Required task: For the entries below, how many lines include the word "text"? Give the figure and nothing more.
## Start Provided entries
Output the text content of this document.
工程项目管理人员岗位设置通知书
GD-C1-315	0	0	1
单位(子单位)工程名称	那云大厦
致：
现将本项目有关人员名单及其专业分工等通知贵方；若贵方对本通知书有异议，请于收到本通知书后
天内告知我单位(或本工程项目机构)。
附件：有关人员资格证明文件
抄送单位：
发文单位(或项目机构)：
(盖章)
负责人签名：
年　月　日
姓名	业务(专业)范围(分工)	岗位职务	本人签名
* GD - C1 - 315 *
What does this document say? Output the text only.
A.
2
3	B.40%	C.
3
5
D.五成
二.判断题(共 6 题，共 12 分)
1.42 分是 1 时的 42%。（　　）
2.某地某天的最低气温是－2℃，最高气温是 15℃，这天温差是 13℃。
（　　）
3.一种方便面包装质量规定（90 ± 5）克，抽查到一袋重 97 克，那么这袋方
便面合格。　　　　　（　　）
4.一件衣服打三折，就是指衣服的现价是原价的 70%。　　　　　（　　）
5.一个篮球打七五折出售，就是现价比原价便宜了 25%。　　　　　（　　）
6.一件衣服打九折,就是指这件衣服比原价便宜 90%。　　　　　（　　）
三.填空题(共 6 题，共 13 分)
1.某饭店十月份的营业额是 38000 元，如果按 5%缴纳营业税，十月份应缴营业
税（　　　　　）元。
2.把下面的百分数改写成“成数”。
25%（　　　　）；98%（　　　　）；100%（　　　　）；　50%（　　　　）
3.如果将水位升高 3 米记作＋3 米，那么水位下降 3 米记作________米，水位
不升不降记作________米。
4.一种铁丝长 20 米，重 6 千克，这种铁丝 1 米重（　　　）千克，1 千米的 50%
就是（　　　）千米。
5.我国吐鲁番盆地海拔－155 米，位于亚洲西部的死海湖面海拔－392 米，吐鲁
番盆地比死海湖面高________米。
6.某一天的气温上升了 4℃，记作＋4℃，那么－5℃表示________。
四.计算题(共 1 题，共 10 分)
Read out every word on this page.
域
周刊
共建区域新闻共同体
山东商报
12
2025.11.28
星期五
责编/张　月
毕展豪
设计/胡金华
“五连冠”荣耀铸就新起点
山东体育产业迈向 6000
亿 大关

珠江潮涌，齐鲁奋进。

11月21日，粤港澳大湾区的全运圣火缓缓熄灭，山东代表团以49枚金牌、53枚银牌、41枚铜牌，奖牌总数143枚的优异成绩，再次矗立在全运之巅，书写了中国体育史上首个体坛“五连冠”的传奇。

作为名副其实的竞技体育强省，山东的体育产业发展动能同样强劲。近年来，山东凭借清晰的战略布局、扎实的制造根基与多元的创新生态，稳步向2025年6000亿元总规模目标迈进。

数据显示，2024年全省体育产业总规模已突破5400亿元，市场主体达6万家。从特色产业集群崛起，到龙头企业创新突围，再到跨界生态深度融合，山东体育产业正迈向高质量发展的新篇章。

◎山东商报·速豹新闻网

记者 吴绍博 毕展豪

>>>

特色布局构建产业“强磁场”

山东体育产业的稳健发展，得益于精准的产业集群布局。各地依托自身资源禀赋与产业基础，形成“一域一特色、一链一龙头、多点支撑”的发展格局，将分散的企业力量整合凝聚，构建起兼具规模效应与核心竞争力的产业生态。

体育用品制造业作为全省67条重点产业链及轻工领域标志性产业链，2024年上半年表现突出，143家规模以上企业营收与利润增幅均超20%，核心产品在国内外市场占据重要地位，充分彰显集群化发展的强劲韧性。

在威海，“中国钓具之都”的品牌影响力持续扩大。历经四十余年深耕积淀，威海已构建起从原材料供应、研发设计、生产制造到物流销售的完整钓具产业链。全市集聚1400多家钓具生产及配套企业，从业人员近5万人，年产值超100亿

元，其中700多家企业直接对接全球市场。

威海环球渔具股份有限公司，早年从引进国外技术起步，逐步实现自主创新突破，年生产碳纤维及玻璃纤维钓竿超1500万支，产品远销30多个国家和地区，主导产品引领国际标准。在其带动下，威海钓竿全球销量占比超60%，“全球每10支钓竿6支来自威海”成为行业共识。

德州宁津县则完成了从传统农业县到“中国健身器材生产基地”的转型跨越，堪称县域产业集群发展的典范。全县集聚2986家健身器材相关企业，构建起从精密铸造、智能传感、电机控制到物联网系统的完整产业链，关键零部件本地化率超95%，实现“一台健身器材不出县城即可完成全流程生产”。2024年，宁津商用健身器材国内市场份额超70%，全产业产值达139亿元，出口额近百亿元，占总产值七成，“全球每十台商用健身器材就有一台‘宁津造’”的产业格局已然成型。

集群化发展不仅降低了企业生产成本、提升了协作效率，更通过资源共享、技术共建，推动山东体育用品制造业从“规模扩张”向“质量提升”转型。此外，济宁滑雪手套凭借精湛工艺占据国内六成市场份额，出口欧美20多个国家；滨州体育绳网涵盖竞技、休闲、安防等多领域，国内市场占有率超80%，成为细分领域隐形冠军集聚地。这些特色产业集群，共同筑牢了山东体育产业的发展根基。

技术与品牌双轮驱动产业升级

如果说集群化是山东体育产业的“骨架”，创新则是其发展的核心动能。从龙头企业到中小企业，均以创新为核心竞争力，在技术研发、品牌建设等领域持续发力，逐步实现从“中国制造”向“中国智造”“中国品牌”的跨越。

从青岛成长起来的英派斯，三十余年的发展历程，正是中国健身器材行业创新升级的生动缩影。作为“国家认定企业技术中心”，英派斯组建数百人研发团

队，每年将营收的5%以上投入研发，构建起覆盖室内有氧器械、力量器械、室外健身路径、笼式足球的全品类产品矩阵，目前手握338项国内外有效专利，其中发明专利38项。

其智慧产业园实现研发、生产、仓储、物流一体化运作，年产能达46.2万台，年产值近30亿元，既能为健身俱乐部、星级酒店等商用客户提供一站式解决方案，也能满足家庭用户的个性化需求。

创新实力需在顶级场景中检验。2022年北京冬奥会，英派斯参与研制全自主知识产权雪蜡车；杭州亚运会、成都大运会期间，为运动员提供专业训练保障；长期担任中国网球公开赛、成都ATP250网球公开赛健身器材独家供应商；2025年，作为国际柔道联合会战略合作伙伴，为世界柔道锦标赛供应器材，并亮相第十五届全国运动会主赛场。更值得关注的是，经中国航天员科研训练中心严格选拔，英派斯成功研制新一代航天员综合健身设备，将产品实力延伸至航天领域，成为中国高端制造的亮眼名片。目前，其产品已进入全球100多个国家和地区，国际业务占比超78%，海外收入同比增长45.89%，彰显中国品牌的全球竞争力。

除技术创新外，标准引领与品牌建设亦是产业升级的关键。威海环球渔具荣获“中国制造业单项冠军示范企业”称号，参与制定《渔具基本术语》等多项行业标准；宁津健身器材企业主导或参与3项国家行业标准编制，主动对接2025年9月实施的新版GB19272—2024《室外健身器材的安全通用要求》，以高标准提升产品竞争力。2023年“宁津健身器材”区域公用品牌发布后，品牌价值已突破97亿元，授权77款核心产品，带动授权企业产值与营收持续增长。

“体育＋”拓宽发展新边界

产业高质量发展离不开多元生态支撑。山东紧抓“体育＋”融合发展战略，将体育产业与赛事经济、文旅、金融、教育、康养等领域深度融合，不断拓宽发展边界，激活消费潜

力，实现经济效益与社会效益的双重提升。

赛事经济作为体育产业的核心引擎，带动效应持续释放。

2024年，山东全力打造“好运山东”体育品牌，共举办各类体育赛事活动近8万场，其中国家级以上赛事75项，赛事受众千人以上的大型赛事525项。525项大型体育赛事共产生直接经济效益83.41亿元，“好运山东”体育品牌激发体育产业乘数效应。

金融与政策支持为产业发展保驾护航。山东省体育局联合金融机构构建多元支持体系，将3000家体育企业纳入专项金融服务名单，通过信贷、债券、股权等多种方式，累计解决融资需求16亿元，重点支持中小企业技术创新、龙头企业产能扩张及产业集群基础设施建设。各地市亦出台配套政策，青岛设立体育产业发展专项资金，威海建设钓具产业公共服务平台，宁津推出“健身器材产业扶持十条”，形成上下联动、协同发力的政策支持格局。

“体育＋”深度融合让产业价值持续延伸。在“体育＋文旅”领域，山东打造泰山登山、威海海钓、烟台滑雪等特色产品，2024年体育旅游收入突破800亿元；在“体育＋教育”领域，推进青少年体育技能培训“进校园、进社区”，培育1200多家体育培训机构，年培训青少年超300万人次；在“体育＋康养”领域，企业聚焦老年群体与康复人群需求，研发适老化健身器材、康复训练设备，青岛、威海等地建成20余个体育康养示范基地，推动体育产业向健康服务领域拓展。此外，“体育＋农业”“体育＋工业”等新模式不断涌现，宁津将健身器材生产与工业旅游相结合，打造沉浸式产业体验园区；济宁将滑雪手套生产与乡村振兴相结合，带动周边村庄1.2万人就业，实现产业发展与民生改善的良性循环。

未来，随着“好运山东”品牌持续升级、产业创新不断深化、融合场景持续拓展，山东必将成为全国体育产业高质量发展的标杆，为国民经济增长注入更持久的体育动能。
## End Provided entries
Result below: 2